INSTRUCTION: Repeat the listing word for word. No pictures belong in the copy.

RECORDS FOR THE EXERCISE:

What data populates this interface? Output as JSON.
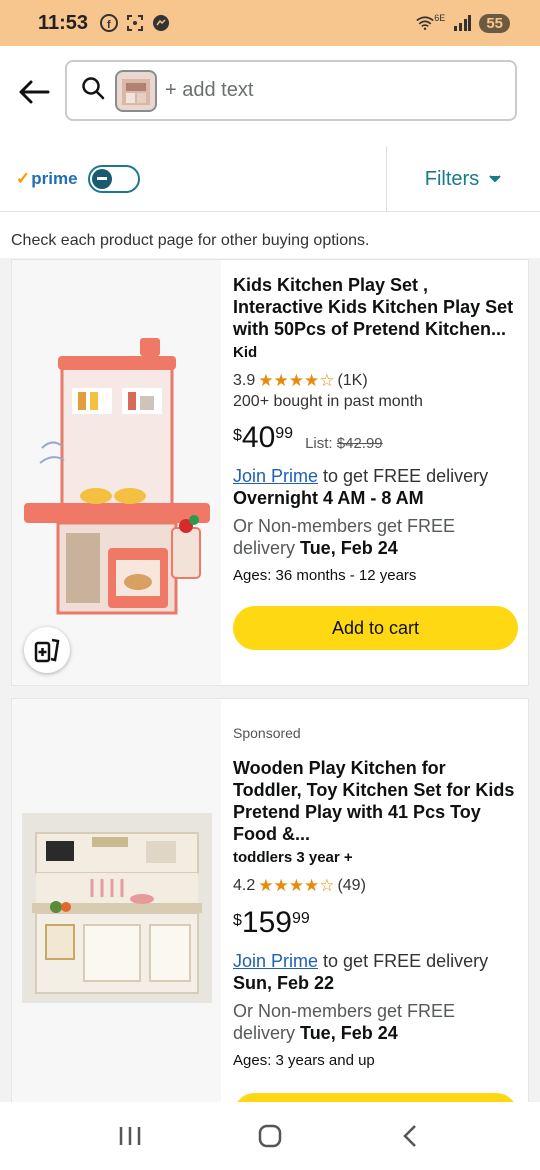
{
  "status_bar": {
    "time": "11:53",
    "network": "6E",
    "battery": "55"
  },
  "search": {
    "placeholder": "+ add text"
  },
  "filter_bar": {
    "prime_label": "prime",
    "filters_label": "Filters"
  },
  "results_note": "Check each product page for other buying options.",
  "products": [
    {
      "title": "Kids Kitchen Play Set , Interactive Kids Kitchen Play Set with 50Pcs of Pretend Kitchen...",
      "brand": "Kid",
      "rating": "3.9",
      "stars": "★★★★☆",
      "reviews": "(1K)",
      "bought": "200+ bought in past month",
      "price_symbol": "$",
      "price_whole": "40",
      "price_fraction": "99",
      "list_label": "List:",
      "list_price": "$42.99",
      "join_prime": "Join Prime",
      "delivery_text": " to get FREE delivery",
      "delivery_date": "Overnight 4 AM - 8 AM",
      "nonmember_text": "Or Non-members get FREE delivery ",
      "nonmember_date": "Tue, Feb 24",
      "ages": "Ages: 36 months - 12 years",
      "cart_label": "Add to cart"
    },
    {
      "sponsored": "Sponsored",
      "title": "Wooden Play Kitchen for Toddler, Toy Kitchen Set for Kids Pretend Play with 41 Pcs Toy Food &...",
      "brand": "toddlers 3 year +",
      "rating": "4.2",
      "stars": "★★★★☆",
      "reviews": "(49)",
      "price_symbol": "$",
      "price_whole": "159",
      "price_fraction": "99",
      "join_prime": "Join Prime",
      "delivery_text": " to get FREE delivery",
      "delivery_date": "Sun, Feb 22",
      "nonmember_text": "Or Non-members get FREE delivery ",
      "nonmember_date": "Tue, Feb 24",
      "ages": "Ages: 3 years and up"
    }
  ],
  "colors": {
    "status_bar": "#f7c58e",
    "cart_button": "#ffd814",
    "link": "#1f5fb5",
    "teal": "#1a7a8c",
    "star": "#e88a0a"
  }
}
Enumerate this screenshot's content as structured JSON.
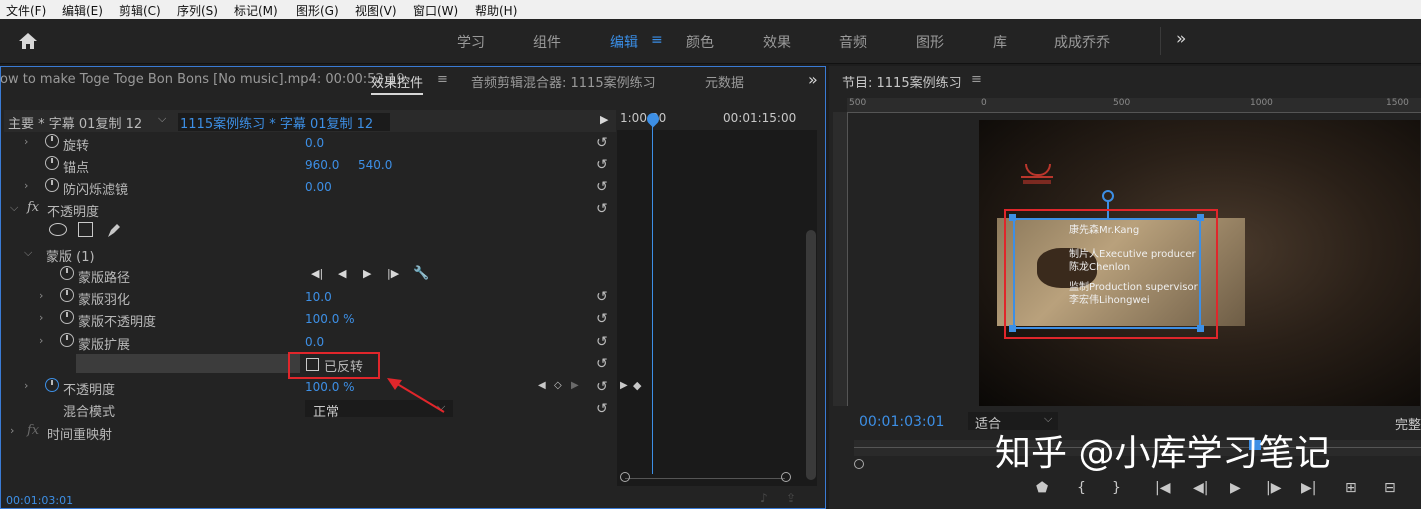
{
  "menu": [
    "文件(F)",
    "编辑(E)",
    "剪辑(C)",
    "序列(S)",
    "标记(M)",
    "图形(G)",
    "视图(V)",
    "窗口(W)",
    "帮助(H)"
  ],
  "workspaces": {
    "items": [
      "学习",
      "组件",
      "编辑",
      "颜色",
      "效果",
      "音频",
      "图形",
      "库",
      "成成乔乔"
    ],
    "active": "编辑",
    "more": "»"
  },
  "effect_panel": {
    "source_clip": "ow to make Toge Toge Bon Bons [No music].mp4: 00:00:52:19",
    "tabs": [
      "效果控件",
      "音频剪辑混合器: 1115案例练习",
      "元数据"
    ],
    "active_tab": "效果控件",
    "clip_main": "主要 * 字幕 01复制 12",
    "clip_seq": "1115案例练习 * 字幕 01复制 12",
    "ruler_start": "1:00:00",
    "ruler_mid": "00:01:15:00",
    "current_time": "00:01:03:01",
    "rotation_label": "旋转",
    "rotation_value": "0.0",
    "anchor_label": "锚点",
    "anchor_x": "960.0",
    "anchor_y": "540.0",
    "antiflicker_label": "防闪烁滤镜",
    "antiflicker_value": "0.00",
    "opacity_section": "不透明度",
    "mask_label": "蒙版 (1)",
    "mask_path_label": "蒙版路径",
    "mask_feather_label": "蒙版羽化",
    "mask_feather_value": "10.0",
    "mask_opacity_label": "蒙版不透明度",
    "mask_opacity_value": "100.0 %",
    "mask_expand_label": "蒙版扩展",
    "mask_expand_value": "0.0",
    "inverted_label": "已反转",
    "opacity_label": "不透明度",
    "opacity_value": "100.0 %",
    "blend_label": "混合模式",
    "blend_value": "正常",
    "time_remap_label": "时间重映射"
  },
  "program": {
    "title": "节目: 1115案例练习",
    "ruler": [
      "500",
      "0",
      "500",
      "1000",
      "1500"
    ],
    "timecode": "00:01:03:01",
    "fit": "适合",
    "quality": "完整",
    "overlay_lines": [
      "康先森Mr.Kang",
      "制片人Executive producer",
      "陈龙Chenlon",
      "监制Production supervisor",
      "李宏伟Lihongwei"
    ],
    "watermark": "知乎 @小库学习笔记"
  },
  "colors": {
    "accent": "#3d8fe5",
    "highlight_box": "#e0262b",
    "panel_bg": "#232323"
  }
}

FINISHED ANSWER:
What data populates this interface? Output as JSON.
{
  "status_bar": {
    "time": "11:53",
    "network": "6E",
    "battery": "55"
  },
  "search": {
    "placeholder": "+ add text"
  },
  "filter_bar": {
    "prime_label": "prime",
    "filters_label": "Filters"
  },
  "results_note": "Check each product page for other buying options.",
  "products": [
    {
      "title": "Kids Kitchen Play Set , Interactive Kids Kitchen Play Set with 50Pcs of Pretend Kitchen...",
      "brand": "Kid",
      "rating": "3.9",
      "stars": "★★★★☆",
      "reviews": "(1K)",
      "bought": "200+ bought in past month",
      "price_symbol": "$",
      "price_whole": "40",
      "price_fraction": "99",
      "list_label": "List:",
      "list_price": "$42.99",
      "join_prime": "Join Prime",
      "delivery_text": " to get FREE delivery",
      "delivery_date": "Overnight 4 AM - 8 AM",
      "nonmember_text": "Or Non-members get FREE delivery ",
      "nonmember_date": "Tue, Feb 24",
      "ages": "Ages: 36 months - 12 years",
      "cart_label": "Add to cart"
    },
    {
      "sponsored": "Sponsored",
      "title": "Wooden Play Kitchen for Toddler, Toy Kitchen Set for Kids Pretend Play with 41 Pcs Toy Food &...",
      "brand": "toddlers 3 year +",
      "rating": "4.2",
      "stars": "★★★★☆",
      "reviews": "(49)",
      "price_symbol": "$",
      "price_whole": "159",
      "price_fraction": "99",
      "join_prime": "Join Prime",
      "delivery_text": " to get FREE delivery",
      "delivery_date": "Sun, Feb 22",
      "nonmember_text": "Or Non-members get FREE delivery ",
      "nonmember_date": "Tue, Feb 24",
      "ages": "Ages: 3 years and up"
    }
  ],
  "colors": {
    "status_bar": "#f7c58e",
    "cart_button": "#ffd814",
    "link": "#1f5fb5",
    "teal": "#1a7a8c",
    "star": "#e88a0a"
  }
}
Enumerate this screenshot's content as structured JSON.
{
  "menu": [
    "文件(F)",
    "编辑(E)",
    "剪辑(C)",
    "序列(S)",
    "标记(M)",
    "图形(G)",
    "视图(V)",
    "窗口(W)",
    "帮助(H)"
  ],
  "workspaces": {
    "items": [
      "学习",
      "组件",
      "编辑",
      "颜色",
      "效果",
      "音频",
      "图形",
      "库",
      "成成乔乔"
    ],
    "active": "编辑",
    "more": "»"
  },
  "effect_panel": {
    "source_clip": "ow to make Toge Toge Bon Bons [No music].mp4: 00:00:52:19",
    "tabs": [
      "效果控件",
      "音频剪辑混合器: 1115案例练习",
      "元数据"
    ],
    "active_tab": "效果控件",
    "clip_main": "主要 * 字幕 01复制 12",
    "clip_seq": "1115案例练习 * 字幕 01复制 12",
    "ruler_start": "1:00:00",
    "ruler_mid": "00:01:15:00",
    "current_time": "00:01:03:01",
    "rotation_label": "旋转",
    "rotation_value": "0.0",
    "anchor_label": "锚点",
    "anchor_x": "960.0",
    "anchor_y": "540.0",
    "antiflicker_label": "防闪烁滤镜",
    "antiflicker_value": "0.00",
    "opacity_section": "不透明度",
    "mask_label": "蒙版 (1)",
    "mask_path_label": "蒙版路径",
    "mask_feather_label": "蒙版羽化",
    "mask_feather_value": "10.0",
    "mask_opacity_label": "蒙版不透明度",
    "mask_opacity_value": "100.0 %",
    "mask_expand_label": "蒙版扩展",
    "mask_expand_value": "0.0",
    "inverted_label": "已反转",
    "opacity_label": "不透明度",
    "opacity_value": "100.0 %",
    "blend_label": "混合模式",
    "blend_value": "正常",
    "time_remap_label": "时间重映射"
  },
  "program": {
    "title": "节目: 1115案例练习",
    "ruler": [
      "500",
      "0",
      "500",
      "1000",
      "1500"
    ],
    "timecode": "00:01:03:01",
    "fit": "适合",
    "quality": "完整",
    "overlay_lines": [
      "康先森Mr.Kang",
      "制片人Executive producer",
      "陈龙Chenlon",
      "监制Production supervisor",
      "李宏伟Lihongwei"
    ],
    "watermark": "知乎 @小库学习笔记"
  },
  "colors": {
    "accent": "#3d8fe5",
    "highlight_box": "#e0262b",
    "panel_bg": "#232323"
  }
}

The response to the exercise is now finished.